[BEGIN MATERIAL PROVIDED]
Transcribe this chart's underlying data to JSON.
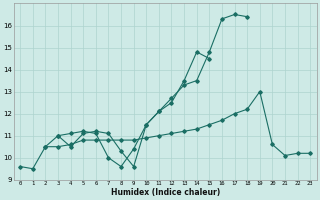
{
  "xlabel": "Humidex (Indice chaleur)",
  "xlim": [
    -0.5,
    23.5
  ],
  "ylim": [
    9,
    17
  ],
  "yticks": [
    9,
    10,
    11,
    12,
    13,
    14,
    15,
    16
  ],
  "xticks": [
    0,
    1,
    2,
    3,
    4,
    5,
    6,
    7,
    8,
    9,
    10,
    11,
    12,
    13,
    14,
    15,
    16,
    17,
    18,
    19,
    20,
    21,
    22,
    23
  ],
  "bg_color": "#ceeae6",
  "grid_color": "#aed4cf",
  "line_color": "#1a6e64",
  "line1": {
    "x": [
      0,
      1,
      2,
      3,
      4,
      5,
      6,
      7,
      8,
      9,
      10,
      11,
      12,
      13,
      14,
      15,
      16,
      17,
      18
    ],
    "y": [
      9.6,
      9.5,
      10.5,
      11.0,
      11.1,
      11.2,
      11.1,
      10.0,
      9.6,
      10.4,
      11.5,
      12.1,
      12.7,
      13.3,
      13.5,
      14.8,
      16.3,
      16.5,
      16.4
    ]
  },
  "line2": {
    "x": [
      3,
      4,
      5,
      6,
      7,
      8,
      9,
      10,
      11,
      12,
      13,
      14,
      15
    ],
    "y": [
      11.0,
      10.5,
      11.1,
      11.2,
      11.1,
      10.3,
      9.6,
      11.5,
      12.1,
      12.5,
      13.5,
      14.8,
      14.5
    ]
  },
  "line3": {
    "x": [
      2,
      3,
      4,
      5,
      6,
      7,
      8,
      9,
      10,
      11,
      12,
      13,
      14,
      15,
      16,
      17,
      18,
      19,
      20,
      21,
      22,
      23
    ],
    "y": [
      10.5,
      10.5,
      10.6,
      10.8,
      10.8,
      10.8,
      10.8,
      10.8,
      10.9,
      11.0,
      11.1,
      11.2,
      11.3,
      11.5,
      11.7,
      12.0,
      12.2,
      13.0,
      10.6,
      10.1,
      10.2,
      10.2
    ]
  }
}
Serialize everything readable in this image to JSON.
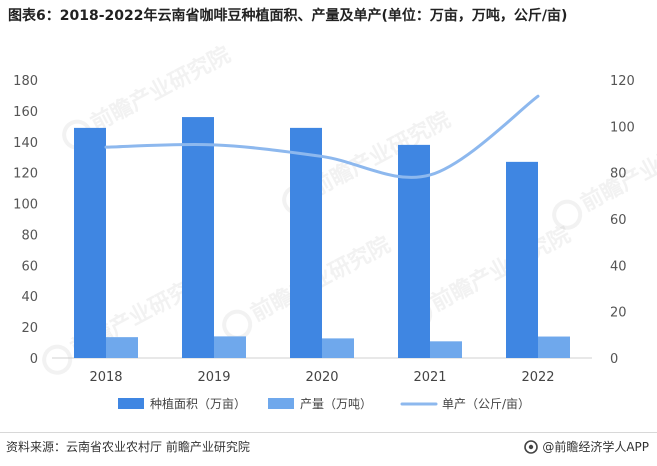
{
  "title": "图表6：2018-2022年云南省咖啡豆种植面积、产量及单产(单位：万亩，万吨，公斤/亩)",
  "source": "资料来源：云南省农业农村厅 前瞻产业研究院",
  "brand": "@前瞻经济学人APP",
  "watermark": "前瞻产业研究院",
  "colors": {
    "area": "#3f86e2",
    "output": "#6fa8ec",
    "yield": "#8db8ee"
  },
  "chart_data": {
    "type": "bar",
    "categories": [
      "2018",
      "2019",
      "2020",
      "2021",
      "2022"
    ],
    "series": [
      {
        "name": "种植面积（万亩）",
        "type": "bar",
        "axis": "left",
        "values": [
          149,
          156,
          149,
          138,
          127
        ]
      },
      {
        "name": "产量（万吨）",
        "type": "bar",
        "axis": "left",
        "values": [
          13.5,
          14,
          12.7,
          10.8,
          13.9
        ]
      },
      {
        "name": "单产（公斤/亩）",
        "type": "line",
        "axis": "right",
        "values": [
          91,
          92,
          87,
          79,
          113
        ]
      }
    ],
    "ylim_left": [
      0,
      180
    ],
    "yticks_left": [
      "0",
      "20",
      "40",
      "60",
      "80",
      "100",
      "120",
      "140",
      "160",
      "180"
    ],
    "ylim_right": [
      0,
      120
    ],
    "yticks_right": [
      "0",
      "20",
      "40",
      "60",
      "80",
      "100",
      "120"
    ],
    "legend_position": "bottom",
    "grid": false
  }
}
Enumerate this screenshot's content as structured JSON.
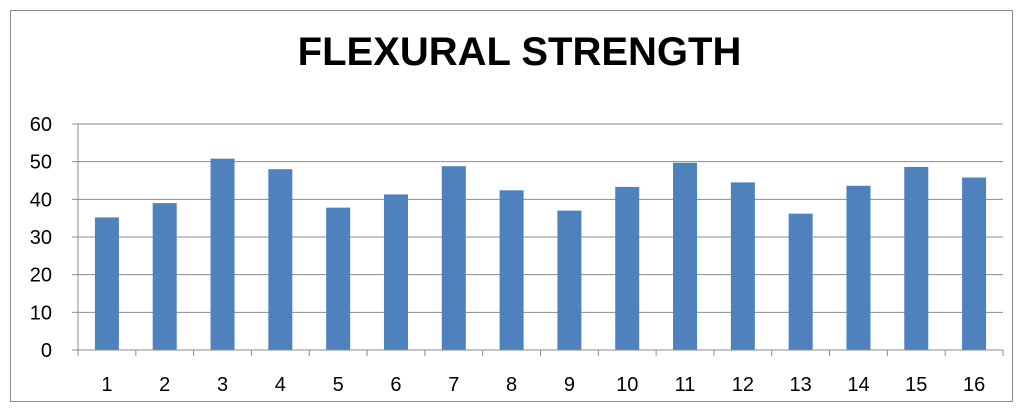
{
  "chart_data": {
    "type": "bar",
    "title": "FLEXURAL STRENGTH",
    "xlabel": "",
    "ylabel": "",
    "categories": [
      "1",
      "2",
      "3",
      "4",
      "5",
      "6",
      "7",
      "8",
      "9",
      "10",
      "11",
      "12",
      "13",
      "14",
      "15",
      "16"
    ],
    "values": [
      35.2,
      39.0,
      50.8,
      48.0,
      37.8,
      41.3,
      48.8,
      42.4,
      37.0,
      43.3,
      49.7,
      44.5,
      36.2,
      43.6,
      48.6,
      45.8
    ],
    "ylim": [
      0,
      60
    ],
    "yticks": [
      "0",
      "10",
      "20",
      "30",
      "40",
      "50",
      "60"
    ],
    "grid": true,
    "legend": "none",
    "colors": {
      "bar": "#4f81bd",
      "grid": "#8c8c8c",
      "axis": "#8c8c8c"
    }
  }
}
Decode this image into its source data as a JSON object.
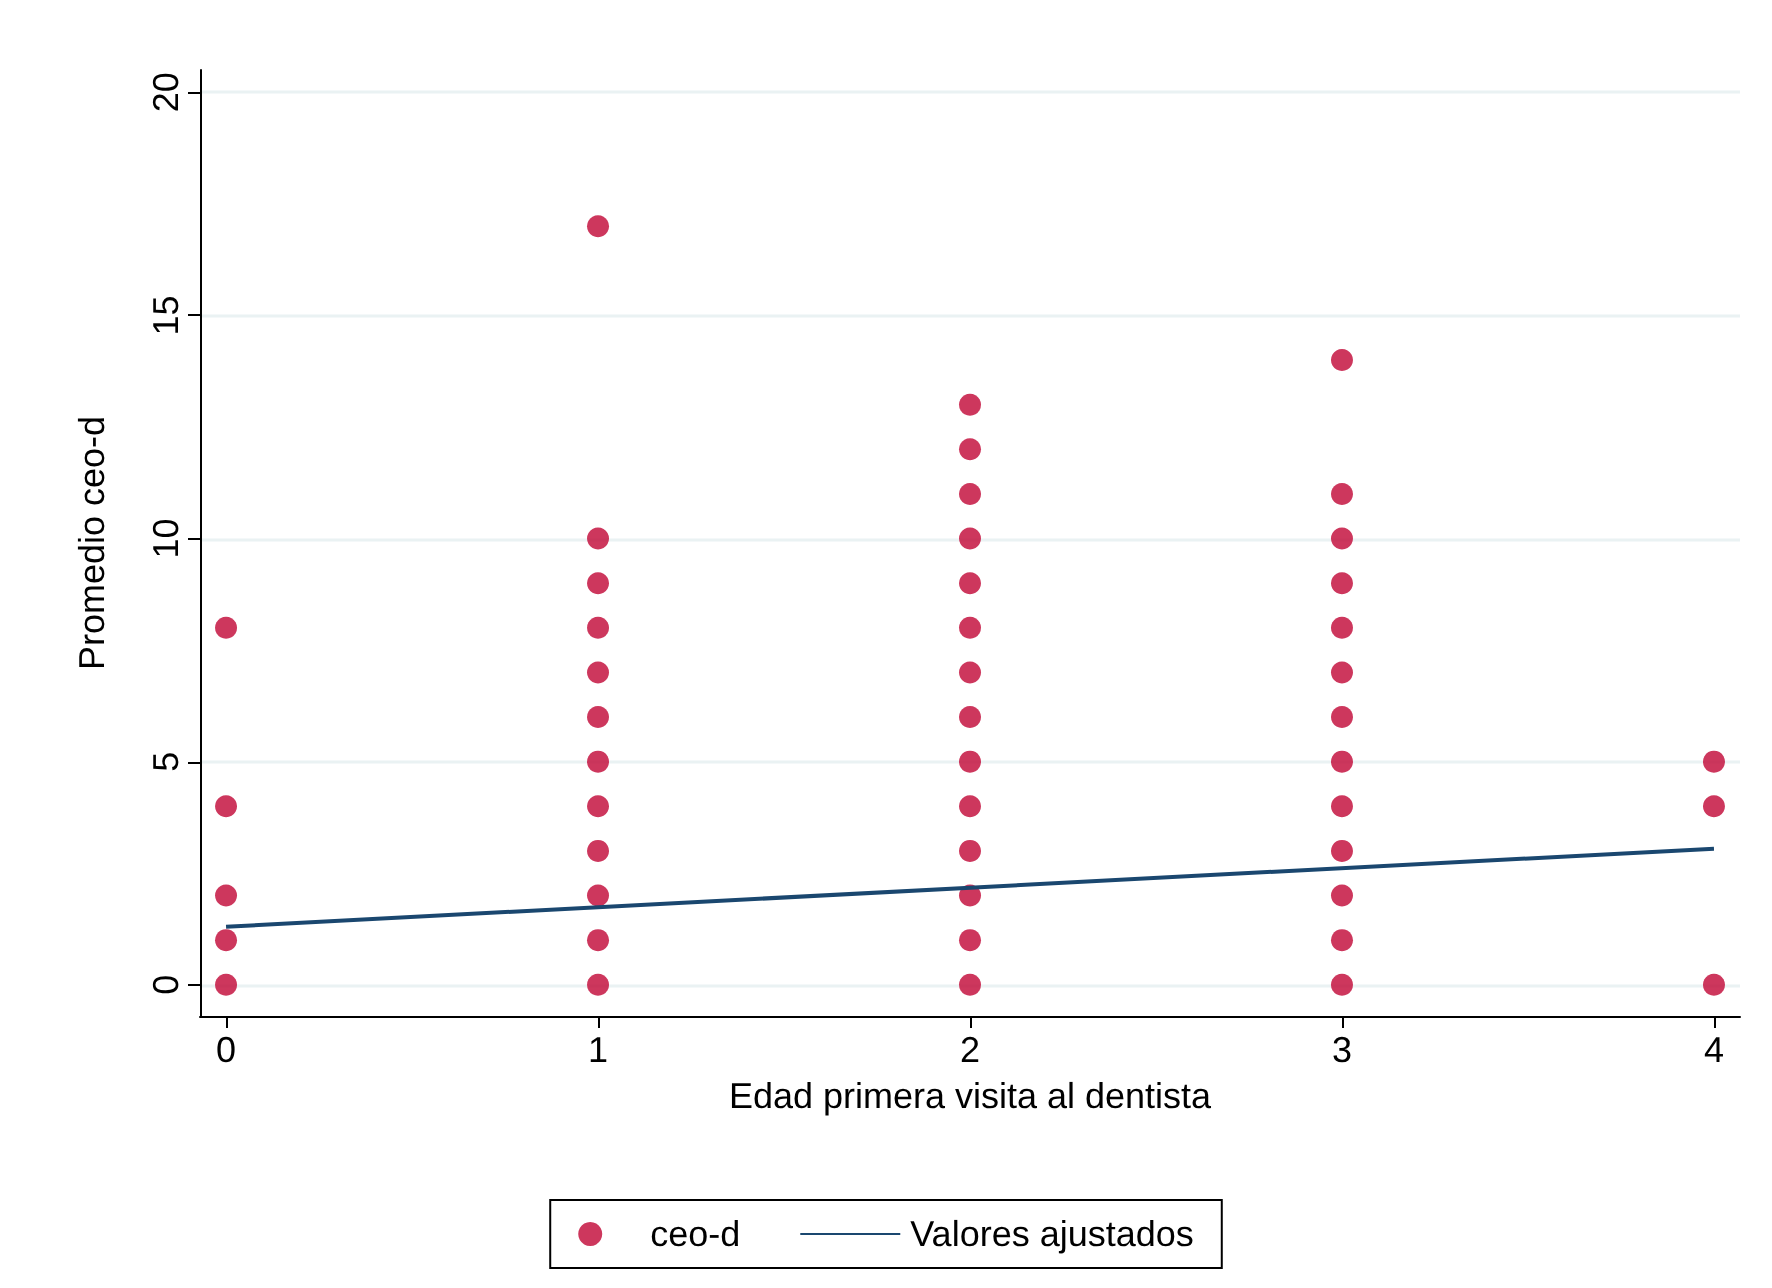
{
  "chart_data": {
    "type": "scatter",
    "xlabel": "Edad primera visita al dentista",
    "ylabel": "Promedio ceo-d",
    "xlim": [
      -0.07,
      4.07
    ],
    "xticks": [
      0,
      1,
      2,
      3,
      4
    ],
    "ylim": [
      -0.7,
      20.5
    ],
    "yticks": [
      0,
      5,
      10,
      15,
      20
    ],
    "grid": "y",
    "legend": "bottom",
    "series": [
      {
        "name": "ceo-d",
        "marker": "circle",
        "color": "#c10534",
        "x": [
          0,
          0,
          0,
          0,
          0,
          1,
          1,
          1,
          1,
          1,
          1,
          1,
          1,
          1,
          1,
          1,
          1,
          2,
          2,
          2,
          2,
          2,
          2,
          2,
          2,
          2,
          2,
          2,
          2,
          2,
          2,
          3,
          3,
          3,
          3,
          3,
          3,
          3,
          3,
          3,
          3,
          3,
          3,
          3,
          4,
          4,
          4
        ],
        "values": [
          0,
          1,
          2,
          4,
          8,
          0,
          1,
          2,
          3,
          4,
          5,
          6,
          7,
          8,
          9,
          10,
          17,
          0,
          1,
          2,
          3,
          4,
          5,
          6,
          7,
          8,
          9,
          10,
          11,
          12,
          13,
          0,
          1,
          2,
          3,
          4,
          5,
          6,
          7,
          8,
          9,
          10,
          11,
          14,
          0,
          4,
          5
        ]
      },
      {
        "name": "Valores ajustados",
        "type": "line",
        "marker": "none",
        "line_style": "solid",
        "color": "#1a476f",
        "x": [
          0,
          4
        ],
        "values": [
          1.3,
          3.05
        ]
      }
    ]
  }
}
[END MATERIAL PROVIDED]
Copy every record above exactly as written, but leave out the pictures.

Transcribe this chart's underlying data to JSON.
{
  "xlabel": "Humidex (Indice chaleur)",
  "xlim": [
    -0.5,
    23.5
  ],
  "ylim": [
    9,
    17
  ],
  "yticks": [
    9,
    10,
    11,
    12,
    13,
    14,
    15,
    16
  ],
  "xticks": [
    0,
    1,
    2,
    3,
    4,
    5,
    6,
    7,
    8,
    9,
    10,
    11,
    12,
    13,
    14,
    15,
    16,
    17,
    18,
    19,
    20,
    21,
    22,
    23
  ],
  "bg_color": "#ceeae6",
  "grid_color": "#aed4cf",
  "line_color": "#1a6e64",
  "line1": {
    "x": [
      0,
      1,
      2,
      3,
      4,
      5,
      6,
      7,
      8,
      9,
      10,
      11,
      12,
      13,
      14,
      15,
      16,
      17,
      18
    ],
    "y": [
      9.6,
      9.5,
      10.5,
      11.0,
      11.1,
      11.2,
      11.1,
      10.0,
      9.6,
      10.4,
      11.5,
      12.1,
      12.7,
      13.3,
      13.5,
      14.8,
      16.3,
      16.5,
      16.4
    ]
  },
  "line2": {
    "x": [
      3,
      4,
      5,
      6,
      7,
      8,
      9,
      10,
      11,
      12,
      13,
      14,
      15
    ],
    "y": [
      11.0,
      10.5,
      11.1,
      11.2,
      11.1,
      10.3,
      9.6,
      11.5,
      12.1,
      12.5,
      13.5,
      14.8,
      14.5
    ]
  },
  "line3": {
    "x": [
      2,
      3,
      4,
      5,
      6,
      7,
      8,
      9,
      10,
      11,
      12,
      13,
      14,
      15,
      16,
      17,
      18,
      19,
      20,
      21,
      22,
      23
    ],
    "y": [
      10.5,
      10.5,
      10.6,
      10.8,
      10.8,
      10.8,
      10.8,
      10.8,
      10.9,
      11.0,
      11.1,
      11.2,
      11.3,
      11.5,
      11.7,
      12.0,
      12.2,
      13.0,
      10.6,
      10.1,
      10.2,
      10.2
    ]
  }
}
Serialize everything readable in this image to JSON.
{
  "title": "图表6：2018-2022年云南省咖啡豆种植面积、产量及单产(单位：万亩，万吨，公斤/亩)",
  "source": "资料来源：云南省农业农村厅 前瞻产业研究院",
  "brand": "@前瞻经济学人APP",
  "watermark": "前瞻产业研究院",
  "colors": {
    "area": "#3f86e2",
    "output": "#6fa8ec",
    "yield": "#8db8ee"
  },
  "chart_data": {
    "type": "bar",
    "categories": [
      "2018",
      "2019",
      "2020",
      "2021",
      "2022"
    ],
    "series": [
      {
        "name": "种植面积（万亩）",
        "type": "bar",
        "axis": "left",
        "values": [
          149,
          156,
          149,
          138,
          127
        ]
      },
      {
        "name": "产量（万吨）",
        "type": "bar",
        "axis": "left",
        "values": [
          13.5,
          14,
          12.7,
          10.8,
          13.9
        ]
      },
      {
        "name": "单产（公斤/亩）",
        "type": "line",
        "axis": "right",
        "values": [
          91,
          92,
          87,
          79,
          113
        ]
      }
    ],
    "ylim_left": [
      0,
      180
    ],
    "yticks_left": [
      "0",
      "20",
      "40",
      "60",
      "80",
      "100",
      "120",
      "140",
      "160",
      "180"
    ],
    "ylim_right": [
      0,
      120
    ],
    "yticks_right": [
      "0",
      "20",
      "40",
      "60",
      "80",
      "100",
      "120"
    ],
    "legend_position": "bottom",
    "grid": false
  }
}
Enumerate this screenshot's content as structured JSON.
{
  "chart_data": {
    "type": "bar",
    "title": "FLEXURAL STRENGTH",
    "xlabel": "",
    "ylabel": "",
    "categories": [
      "1",
      "2",
      "3",
      "4",
      "5",
      "6",
      "7",
      "8",
      "9",
      "10",
      "11",
      "12",
      "13",
      "14",
      "15",
      "16"
    ],
    "values": [
      35.2,
      39.0,
      50.8,
      48.0,
      37.8,
      41.3,
      48.8,
      42.4,
      37.0,
      43.3,
      49.7,
      44.5,
      36.2,
      43.6,
      48.6,
      45.8
    ],
    "ylim": [
      0,
      60
    ],
    "yticks": [
      "0",
      "10",
      "20",
      "30",
      "40",
      "50",
      "60"
    ],
    "grid": true,
    "legend": "none",
    "colors": {
      "bar": "#4f81bd",
      "grid": "#8c8c8c",
      "axis": "#8c8c8c"
    }
  }
}
Decode this image into its source data as a JSON object.
{
  "chart_data": {
    "type": "scatter",
    "xlabel": "Edad primera visita al dentista",
    "ylabel": "Promedio ceo-d",
    "xlim": [
      -0.07,
      4.07
    ],
    "xticks": [
      0,
      1,
      2,
      3,
      4
    ],
    "ylim": [
      -0.7,
      20.5
    ],
    "yticks": [
      0,
      5,
      10,
      15,
      20
    ],
    "grid": "y",
    "legend": "bottom",
    "series": [
      {
        "name": "ceo-d",
        "marker": "circle",
        "color": "#c10534",
        "x": [
          0,
          0,
          0,
          0,
          0,
          1,
          1,
          1,
          1,
          1,
          1,
          1,
          1,
          1,
          1,
          1,
          1,
          2,
          2,
          2,
          2,
          2,
          2,
          2,
          2,
          2,
          2,
          2,
          2,
          2,
          2,
          3,
          3,
          3,
          3,
          3,
          3,
          3,
          3,
          3,
          3,
          3,
          3,
          3,
          4,
          4,
          4
        ],
        "values": [
          0,
          1,
          2,
          4,
          8,
          0,
          1,
          2,
          3,
          4,
          5,
          6,
          7,
          8,
          9,
          10,
          17,
          0,
          1,
          2,
          3,
          4,
          5,
          6,
          7,
          8,
          9,
          10,
          11,
          12,
          13,
          0,
          1,
          2,
          3,
          4,
          5,
          6,
          7,
          8,
          9,
          10,
          11,
          14,
          0,
          4,
          5
        ]
      },
      {
        "name": "Valores ajustados",
        "type": "line",
        "marker": "none",
        "line_style": "solid",
        "color": "#1a476f",
        "x": [
          0,
          4
        ],
        "values": [
          1.3,
          3.05
        ]
      }
    ]
  }
}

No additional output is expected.